TASK BRIEF:
Go through the material and pull out every line with the string "Spodii" in it.

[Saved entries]
------------------------------------------------------------------------
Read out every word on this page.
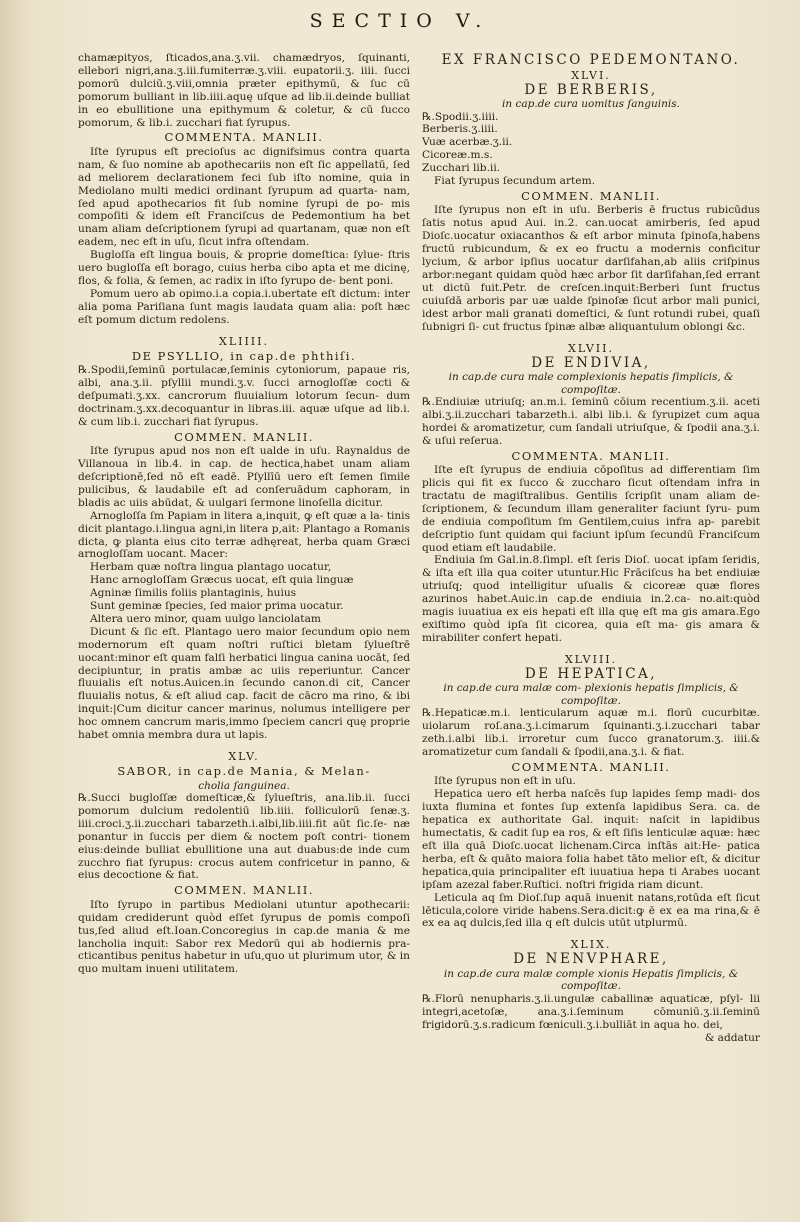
SECTIO V.

chamæpityos, ſticados,ana.ʒ.vii. chamædryos, ſquinanti, ellebori nigri,ana.ʒ.iii.fumiterræ.ʒ.viii. eupatorii.ʒ. iiii. ſucci pomorū dulciū.ʒ.viii,omnia præter epithymū, & ſuc cū pomorum bulliant in lib.iiii.aquę uſque ad lib.ii.deinde bulliat in eo ebullitione una epithymum & coletur, & cū ſucco pomorum, & lib.i. zucchari fiat ſyrupus.

COMMENTA. MANLII.

Iſte ſyrupus eſt precioſus ac dignifsimus contra quarta nam, & ſuo nomine ab apothecariis non eſt ſic appellatū, ſed ad meliorem declarationem feci ſub iſto nomine, quia in Mediolano multi medici ordinant ſyrupum ad quarta- nam, ſed apud apothecarios fit ſub nomine ſyrupi de po- mis compoſiti & idem eſt Franciſcus de Pedemontium ha bet unam aliam deſcriptionem ſyrupi ad quartanam, quæ non eſt eadem, nec eſt in uſu, ſicut infra oſtendam.

Bugloſſa eſt lingua bouis, & proprie domeſtica: ſylue- ſtris uero bugloſſa eſt borago, cuius herba cibo apta et me dicinę, flos, & folia, & ſemen, ac radix in iſto ſyrupo de- bent poni.

Pomum uero ab opimo.i.a copia.i.ubertate eſt dictum: inter alia poma Pariſiana ſunt magis laudata quam alia: poſt hæc eſt pomum dictum redolens.

XLIIII.
DE PSYLLIO, in cap.de phthiſi.

℞.Spodii,ſeminū portulacæ,ſeminis cytoniorum, papaue ris, albi, ana.ʒ.ii. pſyllii mundi.ʒ.v. ſucci arnogloſſæ cocti & deſpumati.ʒ.xx. cancrorum fluuialium lotorum ſecun- dum doctrinam.ʒ.xx.decoquantur in libras.iii. aquæ uſque ad lib.i. & cum lib.i. zucchari fiat ſyrupus.

COMMEN. MANLII.

Iſte ſyrupus apud nos non eſt ualde in uſu. Raynaldus de Villanoua in lib.4. in cap. de hectica,habet unam aliam deſcriptionē,ſed nō eſt eadē. Pſyllīū uero eſt ſemen ſimile pulicibus, & laudabile eſt ad conſeruādum caphoram, in bladis ac uiis abūdat, & uulgari ſermone linoſella dicitur.

Arnogloſſa ſm Papiam in litera a,inquit, ꝙ eſt quæ a la- tinis dicit plantago.i.lingua agni,in litera p,ait: Plantago a Romanis dicta, ꝙ planta eius cito terræ adhęreat, herba quam Græci arnogloſſam uocant. Macer:

Herbam quæ noſtra lingua plantago uocatur,

Hanc arnogloſſam Græcus uocat, eſt quia linguæ

Agninæ ſimilis foliis plantaginis, huius

Sunt geminæ ſpecies, ſed maior prima uocatur.

Altera uero minor, quam uulgo lanciolatam

Dicunt & ſic eſt. Plantago uero maior ſecundum opio nem modernorum eſt quam noſtri ruſtici bletam ſylueſtrē uocant:minor eſt quam falſi herbatici lingua canina uocāt, ſed decipiuntur, in pratis ambæ ac uiis reperiuntur. Cancer fluuialis eſt notus.Auicen.in ſecundo canon.di cit, Cancer fluuialis notus, & eſt aliud cap. facit de cācro ma rino, & ibi inquit:|Cum dicitur cancer marinus, nolumus intelligere per hoc omnem cancrum maris,immo ſpeciem cancri quę proprie habet omnia membra dura ut lapis.

XLV.
SABOR, in cap.de Mania, & Melan-
cholia ſanguinea.

℞.Succi bugloſſæ domeſticæ,& ſylueſtris, ana.lib.ii. ſucci pomorum dulcium redolentiū lib.iiii. folliculorū ſenæ.ʒ. iiii.croci.ʒ.ii.zucchari tabarzeth.i.albi,lib.iiii.fit aūt ſic.ſe- næ ponantur in ſuccis per diem & noctem poſt contri- tionem eius:deinde bulliat ebullitione una aut duabus:de inde cum zucchro fiat ſyrupus: crocus autem confricetur in panno, & eius decoctione & fiat.

COMMEN. MANLII.

Iſto ſyrupo in partibus Mediolani utuntur apothecarii: quidam crediderunt quòd eſſet ſyrupus de pomis compoſi tus,ſed aliud eſt.Ioan.Concoregius in cap.de mania & me lancholia inquit: Sabor rex Medorū qui ab hodiernis pra- cticantibus penitus habetur in uſu,quo ut plurimum utor, & in quo multam inueni utilitatem.

EX FRANCISCO PEDEMONTANO.
XLVI.
DE BERBERIS,
in cap.de cura uomitus ſanguinis.

℞.Spodii.ʒ.iiii.

Berberis.ʒ.iiii.

Vuæ acerbæ.ʒ.ii.

Cicoreæ.m.s.

Zucchari lib.ii.

Fiat ſyrupus ſecundum artem.

COMMEN. MANLII.

Iſte ſyrupus non eſt in uſu. Berberis ē fructus rubicūdus ſatis notus apud Aui. in.2. can.uocat amirberis, ſed apud Dioſc.uocatur oxiacanthos & eſt arbor minuta ſpinoſa,habens fructū rubicundum, & ex eo fructu a modernis conficitur lycium, & arbor ipſius uocatur darſifahan,ab aliis criſpinus arbor:negant quidam quòd hæc arbor ſit darſifahan,ſed errant ut dictū fuit.Petr. de creſcen.inquit:Berberi ſunt fructus cuiuſdā arboris par uæ ualde ſpinoſæ ſicut arbor mali punici, idest arbor mali granati domeſtici, & ſunt rotundi rubei, quaſi ſubnigri ſi- cut fructus ſpinæ albæ aliquantulum oblongi &c.

XLVII.
DE ENDIVIA,
in cap.de cura male complexionis hepatis ſimplicis, & compoſitæ.

℞.Endiuiæ utriuſq; an.m.i. ſeminū cōium recentium.ʒ.ii. aceti albi.ʒ.ii.zucchari tabarzeth.i. albi lib.i. & ſyrupizet cum aqua hordei & aromatizetur, cum ſandali utriuſque, & ſpodii ana.ʒ.i. & uſui reſerua.

COMMENTA. MANLII.

Iſte eſt ſyrupus de endiuia cōpoſitus ad differentiam ſim plicis qui fit ex ſucco & zuccharo ſicut oſtendam infra in tractatu de magiſtralibus. Gentilis ſcripſit unam aliam de- ſcriptionem, & ſecundum illam generaliter faciunt ſyru- pum de endiuia compoſitum ſm Gentilem,cuius infra ap- parebit deſcriptio ſunt quidam qui faciunt ipſum ſecundū Franciſcum quod etiam eſt laudabile.

Endiuia ſm Gal.in.8.ſimpl. eſt ſeris Dioſ. uocat ipſam ſeridis, & iſta eſt illa qua coiter utuntur.Hic Frāciſcus ha bet endiuiæ utriuſq; quod intelligitur uſualis & cicoreæ quæ flores azurinos habet.Auic.in cap.de endiuia in.2.ca- no.ait:quòd magis iuuatiua ex eis hepati eſt illa quę eſt ma gis amara.Ego exiſtimo quòd ipſa ſit cicorea, quia eſt ma- gis amara & mirabiliter confert hepati.

XLVIII.
DE HEPATICA,
in cap.de cura malæ com- plexionis hepatis ſimplicis, & compoſitæ.

℞.Hepaticæ.m.i. lenticularum aquæ m.i. florū cucurbitæ. uiolarum roſ.ana.ʒ.i.cimarum ſquinanti.ʒ.i.zucchari tabar zeth.i.albi lib.i. irroretur cum ſucco granatorum.ʒ. iiii.& aromatizetur cum ſandali & ſpodii,ana.ʒ.i. & fiat.

COMMENTA. MANLII.

Iſte ſyrupus non eſt in uſu.

Hepatica uero eſt herba naſcēs ſup lapides ſemp madi- dos iuxta flumina et fontes ſup extenſa lapidibus Sera. ca. de hepatica ex authoritate Gal. inquit: naſcit in lapidibus humectatis, & cadit ſup ea ros, & eſt ſiſis lenticulæ aquæ: hæc eſt illa quā Dioſc.uocat lichenam.Circa inſtās ait:He- patica herba, eſt & quāto maiora folia habet tāto melior eſt, & dicitur hepatica,quia principaliter eſt iuuatiua hepa ti Arabes uocant ipſam azezal faber.Ruſtici. noſtri frigida riam dicunt.

Leticula aq ſm Dioſ.ſup aquā inuenit natans,rotūda eſt ſicut lēticula,colore viride habens.Sera.dicit:ꝙ ē ex ea ma rina,& ē ex ea aq dulcis,ſed illa q eſt dulcis utūt utplurmū.

XLIX.
DE NENVPHARE,
in cap.de cura malæ comple xionis Hepatis ſimplicis, & compoſitæ.

℞.Florū nenupharis.ʒ.ii.ungulæ caballinæ aquaticæ, pſyl- lii integri,acetoſæ, ana.ʒ.i.ſeminum cōmuniū.ʒ.ii.ſeminū frigidorū.ʒ.s.radicum fœniculi.ʒ.i.bulliāt in aqua ho. dei,

& addatur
------------------------------------------------------------------------
WRITTEN ANSWER:
℞.Spodii,ſeminū portulacæ,ſeminis cytoniorum, papaue ris, albi, ana.ʒ.ii. pſyllii mundi.ʒ.v. ſucci arnogloſſæ cocti & deſpumati.ʒ.xx. cancrorum fluuialium lotorum ſecun- dum doctrinam.ʒ.xx.decoquantur in libras.iii. aquæ uſque ad lib.i. & cum lib.i. zucchari fiat ſyrupus.
℞.Spodii.ʒ.iiii.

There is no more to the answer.